┌─ Exercise data
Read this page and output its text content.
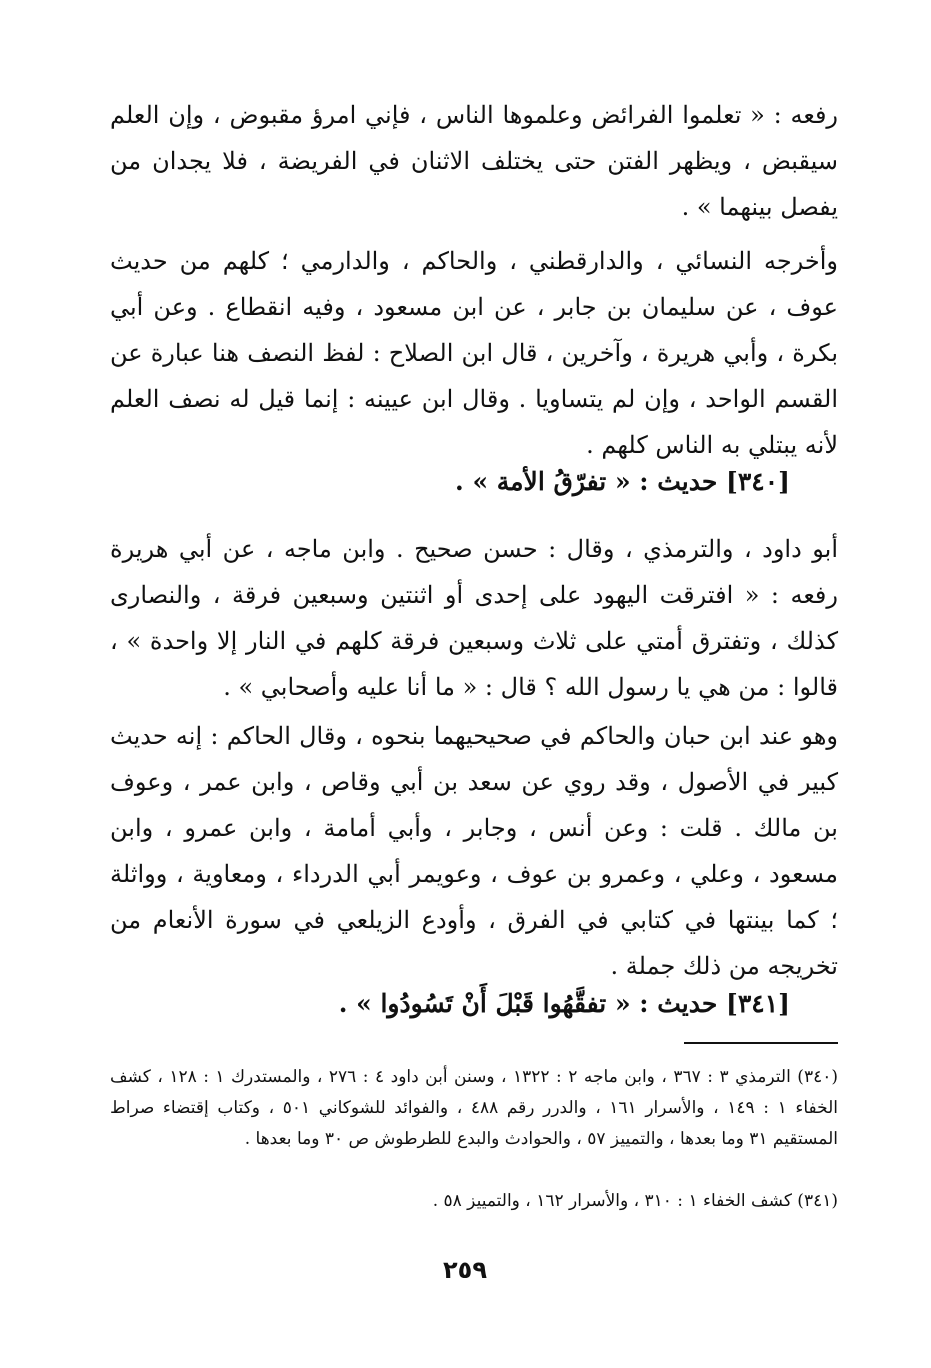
رفعه : « تعلموا الفرائض وعلموها الناس ، فإني امرؤ مقبوض ، وإن العلم سيقبض ، ويظهر الفتن حتى يختلف الاثنان في الفريضة ، فلا يجدان من يفصل بينهما » .

وأخرجه النسائي ، والدارقطني ، والحاكم ، والدارمي ؛ كلهم من حديث عوف ، عن سليمان بن جابر ، عن ابن مسعود ، وفيه انقطاع . وعن أبي بكرة ، وأبي هريرة ، وآخرين ، قال ابن الصلاح : لفظ النصف هنا عبارة عن القسم الواحد ، وإن لم يتساويا . وقال ابن عيينه : إنما قيل له نصف العلم لأنه يبتلي به الناس كلهم .

[٣٤٠] حديث : « تفرّقُ الأمة » .

أبو داود ، والترمذي ، وقال : حسن صحيح . وابن ماجه ، عن أبي هريرة رفعه : « افترقت اليهود على إحدى أو اثنتين وسبعين فرقة ، والنصارى كذلك ، وتفترق أمتي على ثلاث وسبعين فرقة كلهم في النار إلا واحدة » ، قالوا : من هي يا رسول الله ؟ قال : « ما أنا عليه وأصحابي » .

وهو عند ابن حبان والحاكم في صحيحيهما بنحوه ، وقال الحاكم : إنه حديث كبير في الأصول ، وقد روي عن سعد بن أبي وقاص ، وابن عمر ، وعوف بن مالك . قلت : وعن أنس ، وجابر ، وأبي أمامة ، وابن عمرو ، وابن مسعود ، وعلي ، وعمرو بن عوف ، وعويمر أبي الدرداء ، ومعاوية ، وواثلة ؛ كما بينتها في كتابي في الفرق ، وأودع الزيلعي في سورة الأنعام من تخريجه من ذلك جملة .

[٣٤١] حديث : « تفقَّهُوا قَبْلَ أَنْ تَسُودُوا » .

(٣٤٠) الترمذي ٣ : ٣٦٧ ، وابن ماجه ٢ : ١٣٢٢ ، وسنن أبن داود ٤ : ٢٧٦ ، والمستدرك ١ : ١٢٨ ، كشف الخفاء ١ : ١٤٩ ، والأسرار ١٦١ ، والدرر رقم ٤٨٨ ، والفوائد للشوكاني ٥٠١ ، وكتاب إقتضاء صراط المستقيم ٣١ وما بعدها ، والتمييز ٥٧ ، والحوادث والبدع للطرطوش ص ٣٠ وما بعدها .

(٣٤١) كشف الخفاء ١ : ٣١٠ ، والأسرار ١٦٢ ، والتمييز ٥٨ .

٢٥٩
└─
* [Requirements]: All records should be output exactly, with the pictures left out.

* [Answer to this problem]:
Read this page and output its text content.
رفعه : « تعلموا الفرائض وعلموها الناس ، فإني امرؤ مقبوض ، وإن العلم سيقبض ، ويظهر الفتن حتى يختلف الاثنان في الفريضة ، فلا يجدان من يفصل بينهما » .

وأخرجه النسائي ، والدارقطني ، والحاكم ، والدارمي ؛ كلهم من حديث عوف ، عن سليمان بن جابر ، عن ابن مسعود ، وفيه انقطاع . وعن أبي بكرة ، وأبي هريرة ، وآخرين ، قال ابن الصلاح : لفظ النصف هنا عبارة عن القسم الواحد ، وإن لم يتساويا . وقال ابن عيينه : إنما قيل له نصف العلم لأنه يبتلي به الناس كلهم .

[٣٤٠] حديث : « تفرّقُ الأمة » .

أبو داود ، والترمذي ، وقال : حسن صحيح . وابن ماجه ، عن أبي هريرة رفعه : « افترقت اليهود على إحدى أو اثنتين وسبعين فرقة ، والنصارى كذلك ، وتفترق أمتي على ثلاث وسبعين فرقة كلهم في النار إلا واحدة » ، قالوا : من هي يا رسول الله ؟ قال : « ما أنا عليه وأصحابي » .

وهو عند ابن حبان والحاكم في صحيحيهما بنحوه ، وقال الحاكم : إنه حديث كبير في الأصول ، وقد روي عن سعد بن أبي وقاص ، وابن عمر ، وعوف بن مالك . قلت : وعن أنس ، وجابر ، وأبي أمامة ، وابن عمرو ، وابن مسعود ، وعلي ، وعمرو بن عوف ، وعويمر أبي الدرداء ، ومعاوية ، وواثلة ؛ كما بينتها في كتابي في الفرق ، وأودع الزيلعي في سورة الأنعام من تخريجه من ذلك جملة .

[٣٤١] حديث : « تفقَّهُوا قَبْلَ أَنْ تَسُودُوا » .

(٣٤٠) الترمذي ٣ : ٣٦٧ ، وابن ماجه ٢ : ١٣٢٢ ، وسنن أبن داود ٤ : ٢٧٦ ، والمستدرك ١ : ١٢٨ ، كشف الخفاء ١ : ١٤٩ ، والأسرار ١٦١ ، والدرر رقم ٤٨٨ ، والفوائد للشوكاني ٥٠١ ، وكتاب إقتضاء صراط المستقيم ٣١ وما بعدها ، والتمييز ٥٧ ، والحوادث والبدع للطرطوش ص ٣٠ وما بعدها .

(٣٤١) كشف الخفاء ١ : ٣١٠ ، والأسرار ١٦٢ ، والتمييز ٥٨ .

٢٥٩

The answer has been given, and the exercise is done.